■ **Supplied records**
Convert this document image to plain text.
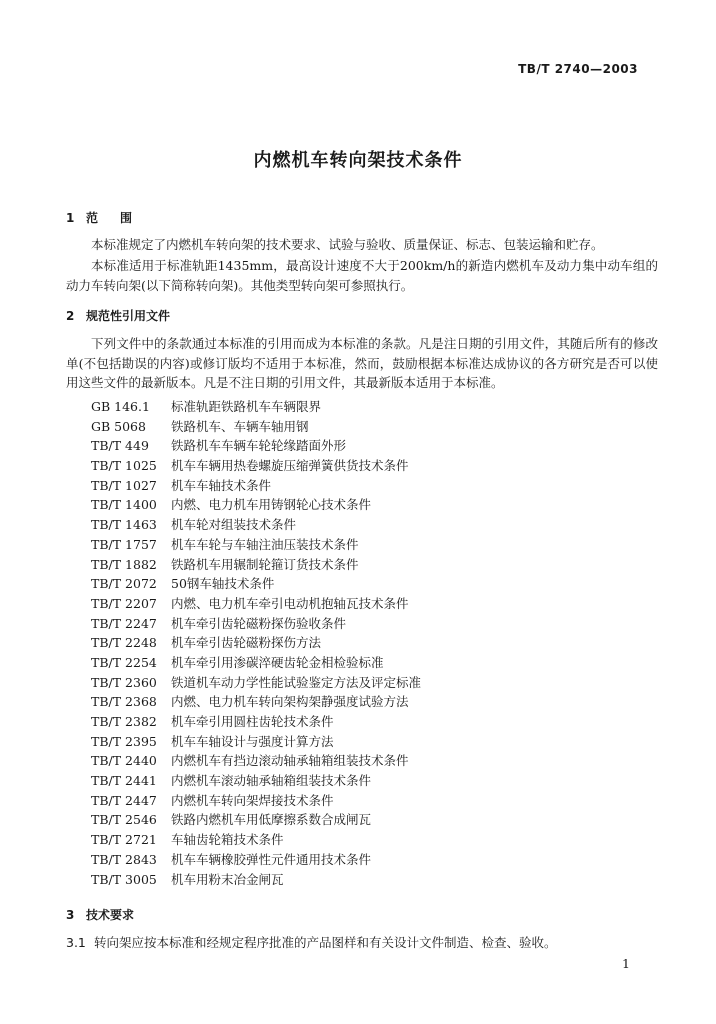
TB/T 2740—2003
内燃机车转向架技术条件
1 范围
本标准规定了内燃机车转向架的技术要求、试验与验收、质量保证、标志、包装运输和贮存。
本标准适用于标准轨距1435mm，最高设计速度不大于200km/h的新造内燃机车及动力集中动车组的动力车转向架(以下简称转向架)。其他类型转向架可参照执行。
2 规范性引用文件
下列文件中的条款通过本标准的引用而成为本标准的条款。凡是注日期的引用文件，其随后所有的修改单(不包括勘误的内容)或修订版均不适用于本标准，然而，鼓励根据本标准达成协议的各方研究是否可以使用这些文件的最新版本。凡是不注日期的引用文件，其最新版本适用于本标准。
GB 146.1 标准轨距铁路机车车辆限界
GB 5068 铁路机车、车辆车轴用钢
TB/T 449 铁路机车车辆车轮轮缘踏面外形
TB/T 1025 机车车辆用热卷螺旋压缩弹簧供货技术条件
TB/T 1027 机车车轴技术条件
TB/T 1400 内燃、电力机车用铸钢轮心技术条件
TB/T 1463 机车轮对组装技术条件
TB/T 1757 机车车轮与车轴注油压装技术条件
TB/T 1882 铁路机车用辗制轮箍订货技术条件
TB/T 2072 50钢车轴技术条件
TB/T 2207 内燃、电力机车牵引电动机抱轴瓦技术条件
TB/T 2247 机车牵引齿轮磁粉探伤验收条件
TB/T 2248 机车牵引齿轮磁粉探伤方法
TB/T 2254 机车牵引用渗碳淬硬齿轮金相检验标准
TB/T 2360 铁道机车动力学性能试验鉴定方法及评定标准
TB/T 2368 内燃、电力机车转向架构架静强度试验方法
TB/T 2382 机车牵引用圆柱齿轮技术条件
TB/T 2395 机车车轴设计与强度计算方法
TB/T 2440 内燃机车有挡边滚动轴承轴箱组装技术条件
TB/T 2441 内燃机车滚动轴承轴箱组装技术条件
TB/T 2447 内燃机车转向架焊接技术条件
TB/T 2546 铁路内燃机车用低摩擦系数合成闸瓦
TB/T 2721 车轴齿轮箱技术条件
TB/T 2843 机车车辆橡胶弹性元件通用技术条件
TB/T 3005 机车用粉末冶金闸瓦
3 技术要求
3.1 转向架应按本标准和经规定程序批准的产品图样和有关设计文件制造、检查、验收。
1
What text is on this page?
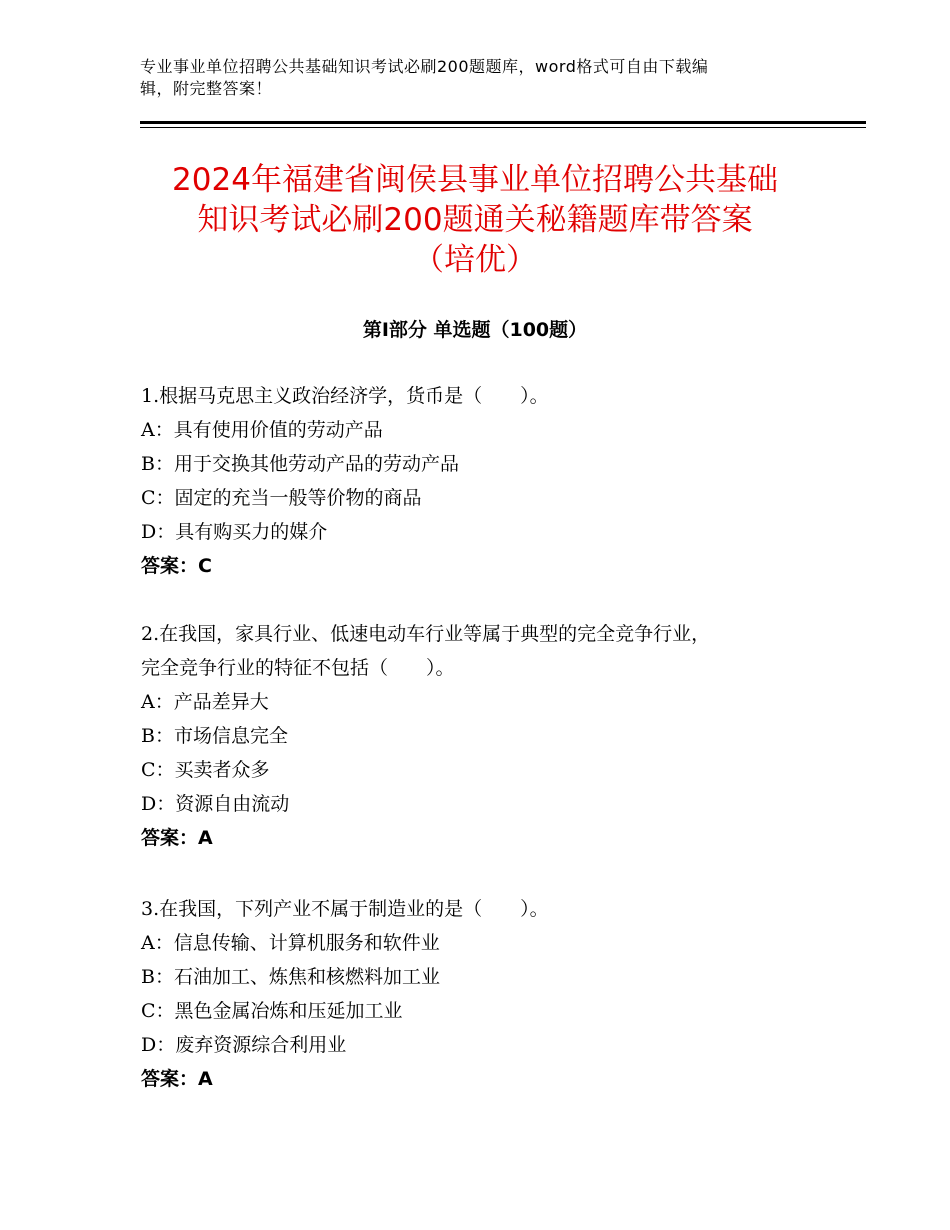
专业事业单位招聘公共基础知识考试必刷200题题库，word格式可自由下载编
辑，附完整答案！
2024年福建省闽侯县事业单位招聘公共基础
知识考试必刷200题通关秘籍题库带答案
（培优）
第Ⅰ部分 单选题（100题）
1.根据马克思主义政治经济学，货币是（　　）。
A：具有使用价值的劳动产品
B：用于交换其他劳动产品的劳动产品
C：固定的充当一般等价物的商品
D：具有购买力的媒介
答案：C
2.在我国，家具行业、低速电动车行业等属于典型的完全竞争行业，
完全竞争行业的特征不包括（　　）。
A：产品差异大
B：市场信息完全
C：买卖者众多
D：资源自由流动
答案：A
3.在我国，下列产业不属于制造业的是（　　）。
A：信息传输、计算机服务和软件业
B：石油加工、炼焦和核燃料加工业
C：黑色金属冶炼和压延加工业
D：废弃资源综合利用业
答案：A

■ **Requirement**
With the pictures left out, please output each line from the one containing "What text is on this page?" through the end of the entries, exactly as it is.

■ **Solution**
What text is on this page?
专业事业单位招聘公共基础知识考试必刷200题题库，word格式可自由下载编
辑，附完整答案！
2024年福建省闽侯县事业单位招聘公共基础
知识考试必刷200题通关秘籍题库带答案
（培优）
第Ⅰ部分 单选题（100题）
1.根据马克思主义政治经济学，货币是（　　）。
A：具有使用价值的劳动产品
B：用于交换其他劳动产品的劳动产品
C：固定的充当一般等价物的商品
D：具有购买力的媒介
答案：C
2.在我国，家具行业、低速电动车行业等属于典型的完全竞争行业，
完全竞争行业的特征不包括（　　）。
A：产品差异大
B：市场信息完全
C：买卖者众多
D：资源自由流动
答案：A
3.在我国，下列产业不属于制造业的是（　　）。
A：信息传输、计算机服务和软件业
B：石油加工、炼焦和核燃料加工业
C：黑色金属冶炼和压延加工业
D：废弃资源综合利用业
答案：A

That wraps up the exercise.